* start *

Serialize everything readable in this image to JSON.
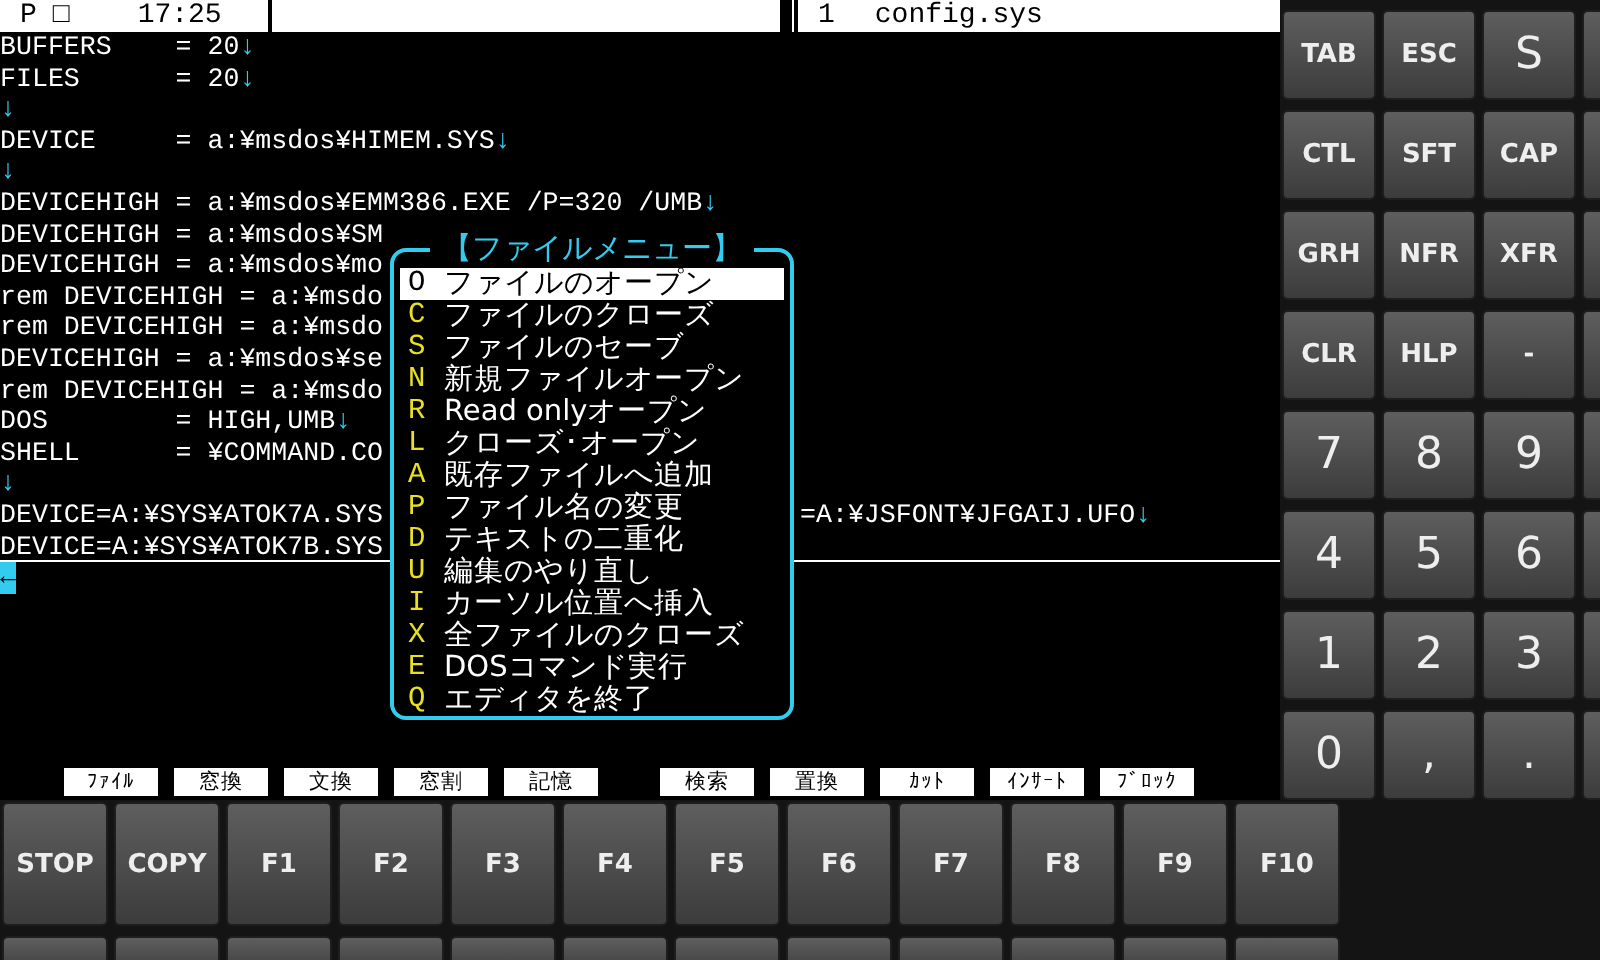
{
  "status_bar": {
    "mode": "P",
    "indicator": "□",
    "time": "17:25",
    "window_number": "1",
    "filename": "config.sys"
  },
  "editor": {
    "lines": [
      {
        "text": "BUFFERS    = 20",
        "eol": "↓"
      },
      {
        "text": "FILES      = 20",
        "eol": "↓"
      },
      {
        "eol": "↓"
      },
      {
        "text": "DEVICE     = a:¥msdos¥HIMEM.SYS",
        "eol": "↓"
      },
      {
        "eol": "↓"
      },
      {
        "text": "DEVICEHIGH = a:¥msdos¥EMM386.EXE /P=320 /UMB",
        "eol": "↓"
      },
      {
        "text": "DEVICEHIGH = a:¥msdos¥SM"
      },
      {
        "text": "DEVICEHIGH = a:¥msdos¥mo"
      },
      {
        "text": "rem DEVICEHIGH = a:¥msdo"
      },
      {
        "text": "rem DEVICEHIGH = a:¥msdo"
      },
      {
        "text": "DEVICEHIGH = a:¥msdos¥se"
      },
      {
        "text": "rem DEVICEHIGH = a:¥msdo"
      },
      {
        "text": "DOS        = HIGH,UMB",
        "eol": "↓"
      },
      {
        "text": "SHELL      = ¥COMMAND.CO"
      },
      {
        "eol": "↓"
      },
      {
        "text": "DEVICE=A:¥SYS¥ATOK7A.SYS",
        "right_text": "=A:¥JSFONT¥JFGAIJ.UFO",
        "eol": "↓"
      },
      {
        "text": "DEVICE=A:¥SYS¥ATOK7B.SYS",
        "current": true
      },
      {
        "cursor": "←"
      }
    ]
  },
  "file_menu": {
    "title": "【ファイルメニュー】",
    "items": [
      {
        "key": "O",
        "label": "ファイルのオープン",
        "selected": true
      },
      {
        "key": "C",
        "label": "ファイルのクローズ",
        "selected": false
      },
      {
        "key": "S",
        "label": "ファイルのセーブ",
        "selected": false
      },
      {
        "key": "N",
        "label": "新規ファイルオープン",
        "selected": false
      },
      {
        "key": "R",
        "label": "Read onlyオープン",
        "selected": false
      },
      {
        "key": "L",
        "label": "クローズ･オープン",
        "selected": false
      },
      {
        "key": "A",
        "label": "既存ファイルへ追加",
        "selected": false
      },
      {
        "key": "P",
        "label": "ファイル名の変更",
        "selected": false
      },
      {
        "key": "D",
        "label": "テキストの二重化",
        "selected": false
      },
      {
        "key": "U",
        "label": "編集のやり直し",
        "selected": false
      },
      {
        "key": "I",
        "label": "カーソル位置へ挿入",
        "selected": false
      },
      {
        "key": "X",
        "label": "全ファイルのクローズ",
        "selected": false
      },
      {
        "key": "E",
        "label": "DOSコマンド実行",
        "selected": false
      },
      {
        "key": "Q",
        "label": "エディタを終了",
        "selected": false
      }
    ]
  },
  "function_labels": [
    "ﾌｧｲﾙ",
    "窓換",
    "文換",
    "窓割",
    "記憶",
    "検索",
    "置換",
    "ｶｯﾄ",
    "ｲﾝｻｰﾄ",
    "ﾌﾞﾛｯｸ"
  ],
  "keypad": [
    {
      "label": "TAB",
      "kind": "command"
    },
    {
      "label": "ESC",
      "kind": "command"
    },
    {
      "label": "S",
      "kind": "char"
    },
    {
      "label": "CTL",
      "kind": "command"
    },
    {
      "label": "SFT",
      "kind": "command"
    },
    {
      "label": "CAP",
      "kind": "command"
    },
    {
      "label": "GRH",
      "kind": "command"
    },
    {
      "label": "NFR",
      "kind": "command"
    },
    {
      "label": "XFR",
      "kind": "command"
    },
    {
      "label": "CLR",
      "kind": "command"
    },
    {
      "label": "HLP",
      "kind": "command"
    },
    {
      "label": "-",
      "kind": "command"
    },
    {
      "label": "7",
      "kind": "char"
    },
    {
      "label": "8",
      "kind": "char"
    },
    {
      "label": "9",
      "kind": "char"
    },
    {
      "label": "4",
      "kind": "char"
    },
    {
      "label": "5",
      "kind": "char"
    },
    {
      "label": "6",
      "kind": "char"
    },
    {
      "label": "1",
      "kind": "char"
    },
    {
      "label": "2",
      "kind": "char"
    },
    {
      "label": "3",
      "kind": "char"
    },
    {
      "label": "0",
      "kind": "char"
    },
    {
      "label": ",",
      "kind": "char"
    },
    {
      "label": ".",
      "kind": "char"
    }
  ],
  "function_keys": [
    "STOP",
    "COPY",
    "F1",
    "F2",
    "F3",
    "F4",
    "F5",
    "F6",
    "F7",
    "F8",
    "F9",
    "F10"
  ]
}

* end *

WHAT IS ASKED:
Reproduce the data verbatim. Do not carry any picture into the copy.

ANSWER TO THE PROBLEM:
Serialize everything readable in this image to JSON.
{
  "status_bar": {
    "mode": "P",
    "indicator": "□",
    "time": "17:25",
    "window_number": "1",
    "filename": "config.sys"
  },
  "editor": {
    "lines": [
      {
        "text": "BUFFERS    = 20",
        "eol": "↓"
      },
      {
        "text": "FILES      = 20",
        "eol": "↓"
      },
      {
        "eol": "↓"
      },
      {
        "text": "DEVICE     = a:¥msdos¥HIMEM.SYS",
        "eol": "↓"
      },
      {
        "eol": "↓"
      },
      {
        "text": "DEVICEHIGH = a:¥msdos¥EMM386.EXE /P=320 /UMB",
        "eol": "↓"
      },
      {
        "text": "DEVICEHIGH = a:¥msdos¥SM"
      },
      {
        "text": "DEVICEHIGH = a:¥msdos¥mo"
      },
      {
        "text": "rem DEVICEHIGH = a:¥msdo"
      },
      {
        "text": "rem DEVICEHIGH = a:¥msdo"
      },
      {
        "text": "DEVICEHIGH = a:¥msdos¥se"
      },
      {
        "text": "rem DEVICEHIGH = a:¥msdo"
      },
      {
        "text": "DOS        = HIGH,UMB",
        "eol": "↓"
      },
      {
        "text": "SHELL      = ¥COMMAND.CO"
      },
      {
        "eol": "↓"
      },
      {
        "text": "DEVICE=A:¥SYS¥ATOK7A.SYS",
        "right_text": "=A:¥JSFONT¥JFGAIJ.UFO",
        "eol": "↓"
      },
      {
        "text": "DEVICE=A:¥SYS¥ATOK7B.SYS",
        "current": true
      },
      {
        "cursor": "←"
      }
    ]
  },
  "file_menu": {
    "title": "【ファイルメニュー】",
    "items": [
      {
        "key": "O",
        "label": "ファイルのオープン",
        "selected": true
      },
      {
        "key": "C",
        "label": "ファイルのクローズ",
        "selected": false
      },
      {
        "key": "S",
        "label": "ファイルのセーブ",
        "selected": false
      },
      {
        "key": "N",
        "label": "新規ファイルオープン",
        "selected": false
      },
      {
        "key": "R",
        "label": "Read onlyオープン",
        "selected": false
      },
      {
        "key": "L",
        "label": "クローズ･オープン",
        "selected": false
      },
      {
        "key": "A",
        "label": "既存ファイルへ追加",
        "selected": false
      },
      {
        "key": "P",
        "label": "ファイル名の変更",
        "selected": false
      },
      {
        "key": "D",
        "label": "テキストの二重化",
        "selected": false
      },
      {
        "key": "U",
        "label": "編集のやり直し",
        "selected": false
      },
      {
        "key": "I",
        "label": "カーソル位置へ挿入",
        "selected": false
      },
      {
        "key": "X",
        "label": "全ファイルのクローズ",
        "selected": false
      },
      {
        "key": "E",
        "label": "DOSコマンド実行",
        "selected": false
      },
      {
        "key": "Q",
        "label": "エディタを終了",
        "selected": false
      }
    ]
  },
  "function_labels": [
    "ﾌｧｲﾙ",
    "窓換",
    "文換",
    "窓割",
    "記憶",
    "検索",
    "置換",
    "ｶｯﾄ",
    "ｲﾝｻｰﾄ",
    "ﾌﾞﾛｯｸ"
  ],
  "keypad": [
    {
      "label": "TAB",
      "kind": "command"
    },
    {
      "label": "ESC",
      "kind": "command"
    },
    {
      "label": "S",
      "kind": "char"
    },
    {
      "label": "CTL",
      "kind": "command"
    },
    {
      "label": "SFT",
      "kind": "command"
    },
    {
      "label": "CAP",
      "kind": "command"
    },
    {
      "label": "GRH",
      "kind": "command"
    },
    {
      "label": "NFR",
      "kind": "command"
    },
    {
      "label": "XFR",
      "kind": "command"
    },
    {
      "label": "CLR",
      "kind": "command"
    },
    {
      "label": "HLP",
      "kind": "command"
    },
    {
      "label": "-",
      "kind": "command"
    },
    {
      "label": "7",
      "kind": "char"
    },
    {
      "label": "8",
      "kind": "char"
    },
    {
      "label": "9",
      "kind": "char"
    },
    {
      "label": "4",
      "kind": "char"
    },
    {
      "label": "5",
      "kind": "char"
    },
    {
      "label": "6",
      "kind": "char"
    },
    {
      "label": "1",
      "kind": "char"
    },
    {
      "label": "2",
      "kind": "char"
    },
    {
      "label": "3",
      "kind": "char"
    },
    {
      "label": "0",
      "kind": "char"
    },
    {
      "label": ",",
      "kind": "char"
    },
    {
      "label": ".",
      "kind": "char"
    }
  ],
  "function_keys": [
    "STOP",
    "COPY",
    "F1",
    "F2",
    "F3",
    "F4",
    "F5",
    "F6",
    "F7",
    "F8",
    "F9",
    "F10"
  ]
}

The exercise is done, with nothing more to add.